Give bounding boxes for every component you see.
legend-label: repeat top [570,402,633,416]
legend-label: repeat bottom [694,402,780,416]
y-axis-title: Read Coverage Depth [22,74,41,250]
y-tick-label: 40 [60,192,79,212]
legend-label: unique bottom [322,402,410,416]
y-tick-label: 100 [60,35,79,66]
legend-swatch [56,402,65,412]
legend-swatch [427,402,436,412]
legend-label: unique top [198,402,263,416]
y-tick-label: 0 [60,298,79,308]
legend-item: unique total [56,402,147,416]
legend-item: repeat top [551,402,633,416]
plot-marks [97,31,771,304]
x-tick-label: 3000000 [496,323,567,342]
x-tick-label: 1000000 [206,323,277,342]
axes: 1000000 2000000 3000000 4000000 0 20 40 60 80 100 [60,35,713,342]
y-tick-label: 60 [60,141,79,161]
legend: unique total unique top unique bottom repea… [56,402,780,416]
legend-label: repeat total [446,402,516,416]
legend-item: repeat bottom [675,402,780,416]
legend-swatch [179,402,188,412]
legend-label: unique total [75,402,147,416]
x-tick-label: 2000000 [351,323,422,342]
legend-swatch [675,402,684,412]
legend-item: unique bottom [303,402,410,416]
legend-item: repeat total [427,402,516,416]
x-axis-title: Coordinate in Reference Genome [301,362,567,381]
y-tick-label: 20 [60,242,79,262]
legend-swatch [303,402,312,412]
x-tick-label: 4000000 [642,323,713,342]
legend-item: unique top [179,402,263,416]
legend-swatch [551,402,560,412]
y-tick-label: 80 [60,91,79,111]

┄┄┄┄┄┄┄┄┄┄

## REQUIRED ACTION
Please write out the whole listing exactly as given.

## RESPONSE TO THIS EXERCISE
Give bounding boxes for every component you see.
legend-label: repeat top [570,402,633,416]
legend-label: repeat bottom [694,402,780,416]
y-axis-title: Read Coverage Depth [22,74,41,250]
y-tick-label: 40 [60,192,79,212]
legend-label: unique bottom [322,402,410,416]
y-tick-label: 100 [60,35,79,66]
legend-swatch [56,402,65,412]
legend-swatch [427,402,436,412]
legend-label: unique top [198,402,263,416]
y-tick-label: 0 [60,298,79,308]
legend-item: unique total [56,402,147,416]
legend-item: repeat top [551,402,633,416]
plot-marks [97,31,771,304]
x-tick-label: 3000000 [496,323,567,342]
x-tick-label: 1000000 [206,323,277,342]
axes: 1000000 2000000 3000000 4000000 0 20 40 60 80 100 [60,35,713,342]
y-tick-label: 60 [60,141,79,161]
legend: unique total unique top unique bottom repea… [56,402,780,416]
legend-label: repeat total [446,402,516,416]
legend-item: repeat bottom [675,402,780,416]
legend-swatch [179,402,188,412]
legend-label: unique total [75,402,147,416]
x-tick-label: 2000000 [351,323,422,342]
legend-swatch [675,402,684,412]
legend-item: unique bottom [303,402,410,416]
legend-item: repeat total [427,402,516,416]
x-axis-title: Coordinate in Reference Genome [301,362,567,381]
y-tick-label: 20 [60,242,79,262]
legend-swatch [303,402,312,412]
x-tick-label: 4000000 [642,323,713,342]
legend-item: unique top [179,402,263,416]
legend-swatch [551,402,560,412]
y-tick-label: 80 [60,91,79,111]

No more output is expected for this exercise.